PASSAGE PROVIDED »
--

There's probably a rough structural outline of the work in these paragraphs, FWIW. Anything you'd add/remove/change?
I did a double-take until I read 'non-fiction'. Yes, absolutely, I agree. Large non fiction books need to be approached strategically for time saving's sake.
Fiction on the other hand, I adore taking my time :)
The slow books take me a while to read. Each section I read I like to think about it and write a short blurb for myself to remind myself or apply it to a bigger body of knowledge or put it into use.
The books I skim usually don’t need to be read completely and it is important to just gather the broad overview and take the notes at the end. But for these I try to just summarize the 2-3 major points that the book is making at the end so I can go back and remember them if I need to.
I thought I was an outlier, then I met people that do 4 books per week.
80% of the books I read are technical about programming, math, science, etc. 20% are a hodgepodge.
Fiction books I read very slowly, for enjoyment.
My pace has slowed down. Nowadays I read only one chapter per month of "What to Expect: The First Year" and pray that we make it to the next month ;)...Okay I kid, but my pace is now down to about 1 per month.
I found it really useful, but it took willpower to do this, and I soon fell out of the habit. Il have to try it again.
It was also recently discussed here on HN[2].
As a serious reader, I took "offense" at first the sweeping title. But when I completely read the article, the author's contention was largely with poorly written books and lectures work ... which wouldn't make for a sensational title.
As to the original question, for non-fiction (and even for some fiction, like by Iain. M Banks) I take a lot of hand-written notes while reading. Of course, it's "slower", but so be it -- if I'm reading a valuable book, I want to take my sweet time.[1] https://andymatuschak.org/books/
[2] https://news.ycombinator.com/item?id=19887424
Also, if anyone knows good open source alternative which would work on mobile and web in a way Play Books works - would be great to try. I've seen few libraries e.g epub.js and also NextCloud has its way to display uploaded books, but couldn't find a fully working alternative.
I skimmed through the comments and folks have said they read slowly, but also say they average about a book a week. Is that really true? How many books would you say you finish on average per year?
I read quite quickly but I average about a book every 2 weeks because of other commitments (consistently ~25 per year)
For non-technical books, I've very rarely seen any value in taking comprehensive notes (except highlights). I read those on a Kindle, so it's easy to highlight and reference highlights later.

--

STORED RECORDS »
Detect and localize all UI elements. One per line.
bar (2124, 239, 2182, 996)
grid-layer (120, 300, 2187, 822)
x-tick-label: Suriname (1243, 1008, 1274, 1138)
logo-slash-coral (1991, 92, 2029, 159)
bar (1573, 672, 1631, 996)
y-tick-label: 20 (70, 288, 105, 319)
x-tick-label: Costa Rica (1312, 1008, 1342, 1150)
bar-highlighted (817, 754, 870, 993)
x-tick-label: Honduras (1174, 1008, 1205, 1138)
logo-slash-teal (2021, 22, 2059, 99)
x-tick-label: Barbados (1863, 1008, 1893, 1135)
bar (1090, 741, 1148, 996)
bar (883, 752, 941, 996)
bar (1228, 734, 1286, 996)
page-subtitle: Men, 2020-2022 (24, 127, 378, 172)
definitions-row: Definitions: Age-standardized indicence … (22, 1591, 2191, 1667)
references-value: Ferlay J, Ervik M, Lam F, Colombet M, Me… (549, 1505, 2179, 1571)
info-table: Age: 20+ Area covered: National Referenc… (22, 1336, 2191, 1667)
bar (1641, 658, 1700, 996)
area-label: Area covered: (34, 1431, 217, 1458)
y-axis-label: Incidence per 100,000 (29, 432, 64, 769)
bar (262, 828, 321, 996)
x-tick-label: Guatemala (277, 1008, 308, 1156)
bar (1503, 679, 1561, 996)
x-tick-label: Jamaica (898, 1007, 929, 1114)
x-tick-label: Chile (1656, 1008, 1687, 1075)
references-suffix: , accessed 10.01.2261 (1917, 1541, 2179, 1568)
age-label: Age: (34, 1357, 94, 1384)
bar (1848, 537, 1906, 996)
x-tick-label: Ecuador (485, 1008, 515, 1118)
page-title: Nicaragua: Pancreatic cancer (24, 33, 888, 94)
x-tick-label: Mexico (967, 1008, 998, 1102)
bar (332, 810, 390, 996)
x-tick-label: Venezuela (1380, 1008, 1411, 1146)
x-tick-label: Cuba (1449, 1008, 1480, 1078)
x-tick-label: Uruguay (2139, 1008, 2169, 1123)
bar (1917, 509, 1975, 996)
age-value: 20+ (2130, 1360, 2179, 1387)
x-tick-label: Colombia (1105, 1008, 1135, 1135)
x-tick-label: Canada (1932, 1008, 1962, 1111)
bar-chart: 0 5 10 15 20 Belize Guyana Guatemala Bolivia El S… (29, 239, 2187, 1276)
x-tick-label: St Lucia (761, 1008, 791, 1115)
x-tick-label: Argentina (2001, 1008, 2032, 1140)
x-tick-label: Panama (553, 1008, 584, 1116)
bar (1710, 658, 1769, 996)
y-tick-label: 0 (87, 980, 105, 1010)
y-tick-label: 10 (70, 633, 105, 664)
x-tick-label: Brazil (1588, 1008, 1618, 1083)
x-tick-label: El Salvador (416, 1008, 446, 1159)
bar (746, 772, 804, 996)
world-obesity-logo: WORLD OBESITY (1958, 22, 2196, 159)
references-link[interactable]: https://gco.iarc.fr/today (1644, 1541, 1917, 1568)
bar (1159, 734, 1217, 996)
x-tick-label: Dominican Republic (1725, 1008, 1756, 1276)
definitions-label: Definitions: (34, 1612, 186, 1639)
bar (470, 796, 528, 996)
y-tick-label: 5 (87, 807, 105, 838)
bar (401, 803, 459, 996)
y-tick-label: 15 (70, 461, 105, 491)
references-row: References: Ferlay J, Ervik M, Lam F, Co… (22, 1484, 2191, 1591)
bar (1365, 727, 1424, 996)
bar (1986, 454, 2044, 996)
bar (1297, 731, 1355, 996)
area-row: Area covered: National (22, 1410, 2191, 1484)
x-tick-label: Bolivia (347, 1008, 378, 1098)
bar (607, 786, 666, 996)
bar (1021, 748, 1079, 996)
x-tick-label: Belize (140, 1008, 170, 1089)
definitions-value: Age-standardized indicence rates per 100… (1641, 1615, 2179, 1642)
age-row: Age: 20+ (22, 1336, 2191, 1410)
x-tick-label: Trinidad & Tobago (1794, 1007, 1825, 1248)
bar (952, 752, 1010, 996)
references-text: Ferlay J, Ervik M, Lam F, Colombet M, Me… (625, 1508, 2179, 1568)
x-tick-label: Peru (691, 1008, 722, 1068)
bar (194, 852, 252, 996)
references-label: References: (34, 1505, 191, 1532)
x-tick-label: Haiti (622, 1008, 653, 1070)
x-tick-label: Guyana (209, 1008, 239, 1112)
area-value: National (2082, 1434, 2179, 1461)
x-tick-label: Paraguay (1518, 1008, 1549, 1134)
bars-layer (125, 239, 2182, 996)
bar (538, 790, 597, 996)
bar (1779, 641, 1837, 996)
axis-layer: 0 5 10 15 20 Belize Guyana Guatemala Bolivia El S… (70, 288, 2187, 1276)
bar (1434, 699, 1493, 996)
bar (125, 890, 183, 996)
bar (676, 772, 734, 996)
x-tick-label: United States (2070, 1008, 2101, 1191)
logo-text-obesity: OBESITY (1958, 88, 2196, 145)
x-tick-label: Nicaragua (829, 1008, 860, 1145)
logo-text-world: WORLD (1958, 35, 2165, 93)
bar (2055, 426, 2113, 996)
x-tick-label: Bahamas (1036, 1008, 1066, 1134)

--

SET OF TASKS »
• 1. Print the stretch from "My pace has" through "here on HN[2]." in the discussion of reading habits, word for word.
• 2. Proceed with the discussion of reading habits by continuing it past its final comment.

RESPONSES TO THE TASKS »
• 1.
My pace has slowed down. Nowadays I read only one chapter per month of "What to Expect: The First Year" and pray that we make it to the next month ;)...Okay I kid, but my pace is now down to about 1 per month.
I found it really useful, but it took willpower to do this, and I soon fell out of the habit. Il have to try it again.
It was also recently discussed here on HN[2].

• 2.
Absolutely agree. I often liken reading (at least reading fiction) to the leaking basket fable [0]. I'm not sure of it's origin but the linked description is in the context of reading Buddhist spritual texts. This mindset has also made reading much more enjoyable for me, because I've stopped caring whether or not I can instantly recall details of books that I've read.
[0] https://www.itstimetomeditate.org/leaking-basket-indian-fabl...
Reading is an experience, not a chore. The value of reading comes from the reading, not from the "have read". The fraction of information you retain from your hobby reading is essentially irrelevant.
As for remembering, you won't remember everything. I think the commentor that said it's about shaping your mind over time is correct.
It's just like how you want to surround yourself with smart/successful people. You might not remember everything they say or do but it shapes you.
"iron sharpens iron"
Most books I just read once fairly rapidly: skipping over parts I don’t get or find uninteresting. Just a few books ever get an ‘analytical’ reread.
I don’t keep a notebook generally to keep reads portable, I instead talk about what I’m reading pretty aggressively as a strategy to memorize and absorb knowledge.
For math and computer science books, I definitely like to write code to do things. Particularly in math I have the hardest time remembering which greek letter means what thing in which context, and well formed programming language variable names make things much clearer.
For other stuff, I try to build an outline of the theory of the book and come up with some actions I can take to see how the ideas would work in the contexts I have available to me. It's a little difficult to take notes depending on the context, particularly with audiobooks. Sometimes I will read other people's summaries to see if I missed something.
For fiction and poetry I don't really do anything special except copy down particular quotes I enjoy.
https://link.medium.com/30JQJa3KBZ
Synopsis: 1. Use a reading list 2. Pay attention to reading environment (what app/device, lighting, noise-level) 3. Use a dictionary 4. Talk about it 5. Follow journalists 6. Increase quality, read less
So I decided to take notes. But then I thought of all the notebooks I filled in school (and still have some), and never looked at after the semester was over. Notes in a notebook are not much better.
So I made a blog, and for every book I read, I make blog posts with the highlights. The idea is that it will be on the Internet, and I can review them whenever and wherever I want to. I did this for a while, but noticed I never went back to review my notes. Still, I considered this an improvement.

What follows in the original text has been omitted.